> **YOUR INSTRUCTIONS**: Make an exact copy of the entries, and keep any pictures out of it.

━━━━━━━━━━

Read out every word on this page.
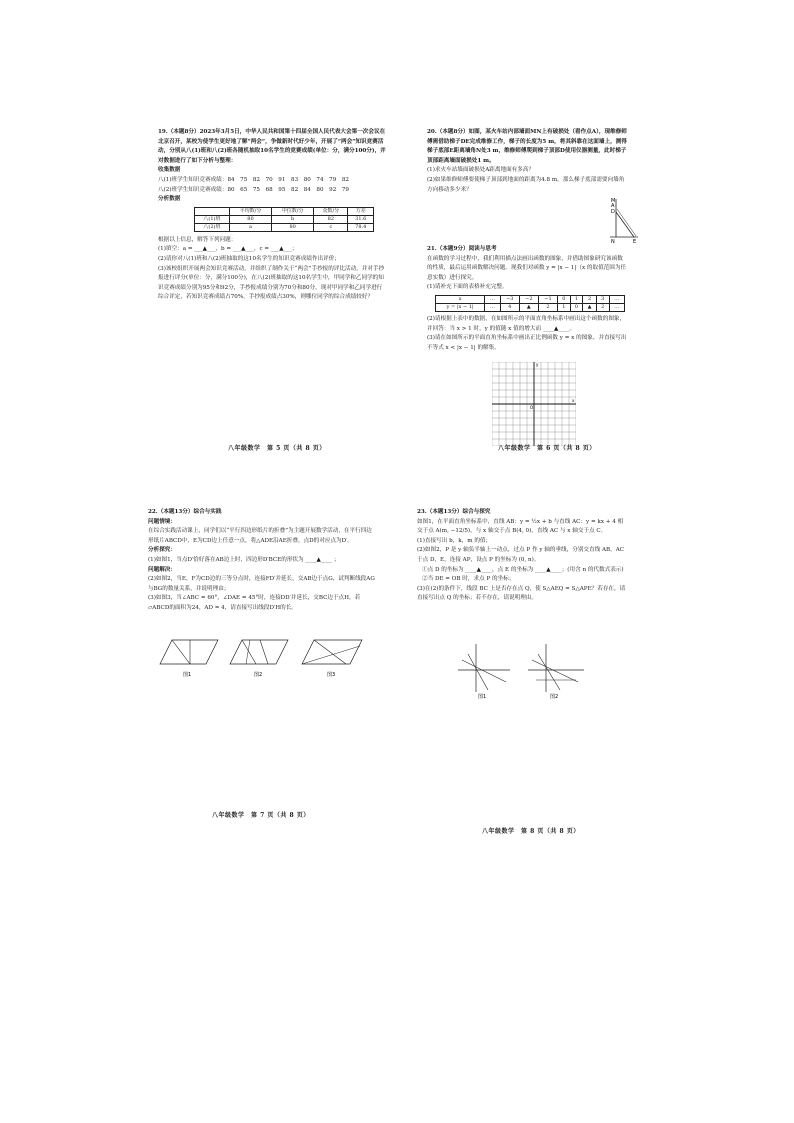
19.（本题8分）2023年3月5日，中华人民共和国第十四届全国人民代表大会第一次会议在北京召开，某校为使学生更好地了解“两会”，争做新时代好少年，开展了“两会”知识竞赛活动，分别从八(1)班和八(2)班各随机抽取10名学生的竞赛成绩(单位：分，满分100分)，并对数据进行了如下分析与整理：

收集数据

八(1)班学生知识竞赛成绩：84　75　82　70　91　83　80　74　79　82

八(2)班学生知识竞赛成绩：80　65　75　68　95　82　84　80　92　79

分析数据

	平均数/分	中位数/分	众数/分	方差
八(1)班	80	b	82	31.6
八(2)班	a	80	c	78.4

根据以上信息，解答下列问题：

(1)填空：a = ___▲___，b = ___▲___，c = ___▲___；

(2)请你对八(1)班和八(2)班抽取的这10名学生的知识竞赛成绩作出评价；

(3)该校组织开展两会知识竞赛活动，并组织了制作关于“两会”手抄报的评比活动，并对手抄报进行评分(单位：分，满分100分)，在八(2)班抽取的这10名学生中，甲同学和乙同学的知识竞赛成绩分别为95分和92分，手抄报成绩分别为70分和80分，现对甲同学和乙同学进行综合评定，若知识竞赛成绩占70%，手抄报成绩占30%，则哪位同学的综合成绩较好？

八年级数学　第 5 页（共 8 页）

20.（本题8分）如图，某火车站内部墙面MN上有破损处（看作点A），现维修师傅需借助梯子DE完成维修工作，梯子的长度为5 m，将其斜靠在这面墙上，测得梯子底部E距离墙角N处3 m，维修师傅爬到梯子顶部D使用仪器测量，此时梯子顶部距离墙面破损处1 m。

(1)求火车站墙面破损处A距离地面有多高？

(2)如果维修师傅要使梯子顶部到地面的距离为4.8 m，那么梯子底部需要向墙角方向移动多少米？

M
A
D
N	E

21.（本题9分）阅读与思考

在函数的学习过程中，我们利用描点法画出函数的图象，并借助图象研究该函数的性质，最后运用函数解决问题。现我们对函数 y = |x − 1|（x 的取值范围为任意实数）进行探究。

(1)请补充下面的表格补充完整。

x	…	−3	−2	−1	0	1	2	3	…
y = |x − 1|	…	4	▲	2	1	0	▲	2	…

(2)请根据上表中的数据，在如图所示的平面直角坐标系中画出这个函数的图象，并回答：当 x > 1 时，y 的值随 x 值的增大而 ____▲____。

(3)请在如图所示的平面直角坐标系中画出正比例函数 y = x 的图象，并直接写出不等式 x < |x − 1| 的解集。

x
y
O
八年级数学　第 6 页（共 8 页）

22.（本题13分）综合与实践

问题情境：

在综合实践活动课上，同学们以“平行四边形纸片的折叠”为主题开展数学活动，在平行四边形纸片ABCD中，E为CD边上任意一点，将△ADE沿AE折叠，点D的对应点为D′。

分析探究：

(1)如图1，当点D′恰好落在AB边上时，四边形D′BCE的形状为 ____▲____ ；

问题解决：

(2)如图2，当E，F为CD边的三等分点时，连接FD′并延长，交AB边于点G，试判断线段AG与BG的数量关系，并说明理由；

(3)如图3，当∠ABC = 60°，∠DAE = 45°时，连接DD′并延长，交BC边于点H，若▱ABCD的面积为24，AD = 4，请直接写出线段D′H的长。

图1	图2	图3
八年级数学　第 7 页（共 8 页）

23.（本题13分）综合与探究

如图1，在平面直角坐标系中，直线 AB：y = ½x + b 与直线 AC：y = kx + 4 相交于点 A(m, −12/5)，与 x 轴交于点 B(4, 0)，直线 AC 与 x 轴交于点 C。

(1)直接写出 b，k，m 的值；

(2)如图2，P 是 y 轴负半轴上一动点，过点 P 作 y 轴的垂线，分别交直线 AB，AC 于点 D，E，连接 AP，设点 P 的坐标为 (0, n)。

①点 D 的坐标为 ____▲____，点 E 的坐标为 ____▲____；(用含 n 的代数式表示)

②当 DE = OB 时，求点 P 的坐标；

(3)在(2)的条件下，线段 BC 上是否存在点 Q，使 S△AEQ = S△APE？若存在，请直接写出点 Q 的坐标；若不存在，请说明理由。

图1	图2
八年级数学　第 8 页（共 8 页）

━━━━━━━━━━

> **FULL SOLUTION**:
Read out every word on this page.
19.（本题8分）2023年3月5日，中华人民共和国第十四届全国人民代表大会第一次会议在北京召开，某校为使学生更好地了解“两会”，争做新时代好少年，开展了“两会”知识竞赛活动，分别从八(1)班和八(2)班各随机抽取10名学生的竞赛成绩(单位：分，满分100分)，并对数据进行了如下分析与整理：

收集数据

八(1)班学生知识竞赛成绩：84　75　82　70　91　83　80　74　79　82

八(2)班学生知识竞赛成绩：80　65　75　68　95　82　84　80　92　79

分析数据

	平均数/分	中位数/分	众数/分	方差
八(1)班	80	b	82	31.6
八(2)班	a	80	c	78.4

根据以上信息，解答下列问题：

(1)填空：a = ___▲___，b = ___▲___，c = ___▲___；

(2)请你对八(1)班和八(2)班抽取的这10名学生的知识竞赛成绩作出评价；

(3)该校组织开展两会知识竞赛活动，并组织了制作关于“两会”手抄报的评比活动，并对手抄报进行评分(单位：分，满分100分)，在八(2)班抽取的这10名学生中，甲同学和乙同学的知识竞赛成绩分别为95分和92分，手抄报成绩分别为70分和80分，现对甲同学和乙同学进行综合评定，若知识竞赛成绩占70%，手抄报成绩占30%，则哪位同学的综合成绩较好？

八年级数学　第 5 页（共 8 页）

20.（本题8分）如图，某火车站内部墙面MN上有破损处（看作点A），现维修师傅需借助梯子DE完成维修工作，梯子的长度为5 m，将其斜靠在这面墙上，测得梯子底部E距离墙角N处3 m，维修师傅爬到梯子顶部D使用仪器测量，此时梯子顶部距离墙面破损处1 m。

(1)求火车站墙面破损处A距离地面有多高？

(2)如果维修师傅要使梯子顶部到地面的距离为4.8 m，那么梯子底部需要向墙角方向移动多少米？

M
A
D
N	E

21.（本题9分）阅读与思考

在函数的学习过程中，我们利用描点法画出函数的图象，并借助图象研究该函数的性质，最后运用函数解决问题。现我们对函数 y = |x − 1|（x 的取值范围为任意实数）进行探究。

(1)请补充下面的表格补充完整。

x	…	−3	−2	−1	0	1	2	3	…
y = |x − 1|	…	4	▲	2	1	0	▲	2	…

(2)请根据上表中的数据，在如图所示的平面直角坐标系中画出这个函数的图象，并回答：当 x > 1 时，y 的值随 x 值的增大而 ____▲____。

(3)请在如图所示的平面直角坐标系中画出正比例函数 y = x 的图象，并直接写出不等式 x < |x − 1| 的解集。

x
y
O
八年级数学　第 6 页（共 8 页）

22.（本题13分）综合与实践

问题情境：

在综合实践活动课上，同学们以“平行四边形纸片的折叠”为主题开展数学活动，在平行四边形纸片ABCD中，E为CD边上任意一点，将△ADE沿AE折叠，点D的对应点为D′。

分析探究：

(1)如图1，当点D′恰好落在AB边上时，四边形D′BCE的形状为 ____▲____ ；

问题解决：

(2)如图2，当E，F为CD边的三等分点时，连接FD′并延长，交AB边于点G，试判断线段AG与BG的数量关系，并说明理由；

(3)如图3，当∠ABC = 60°，∠DAE = 45°时，连接DD′并延长，交BC边于点H，若▱ABCD的面积为24，AD = 4，请直接写出线段D′H的长。

图1	图2	图3
八年级数学　第 7 页（共 8 页）

23.（本题13分）综合与探究

如图1，在平面直角坐标系中，直线 AB：y = ½x + b 与直线 AC：y = kx + 4 相交于点 A(m, −12/5)，与 x 轴交于点 B(4, 0)，直线 AC 与 x 轴交于点 C。

(1)直接写出 b，k，m 的值；

(2)如图2，P 是 y 轴负半轴上一动点，过点 P 作 y 轴的垂线，分别交直线 AB，AC 于点 D，E，连接 AP，设点 P 的坐标为 (0, n)。

①点 D 的坐标为 ____▲____，点 E 的坐标为 ____▲____；(用含 n 的代数式表示)

②当 DE = OB 时，求点 P 的坐标；

(3)在(2)的条件下，线段 BC 上是否存在点 Q，使 S△AEQ = S△APE？若存在，请直接写出点 Q 的坐标；若不存在，请说明理由。

图1	图2
八年级数学　第 8 页（共 8 页）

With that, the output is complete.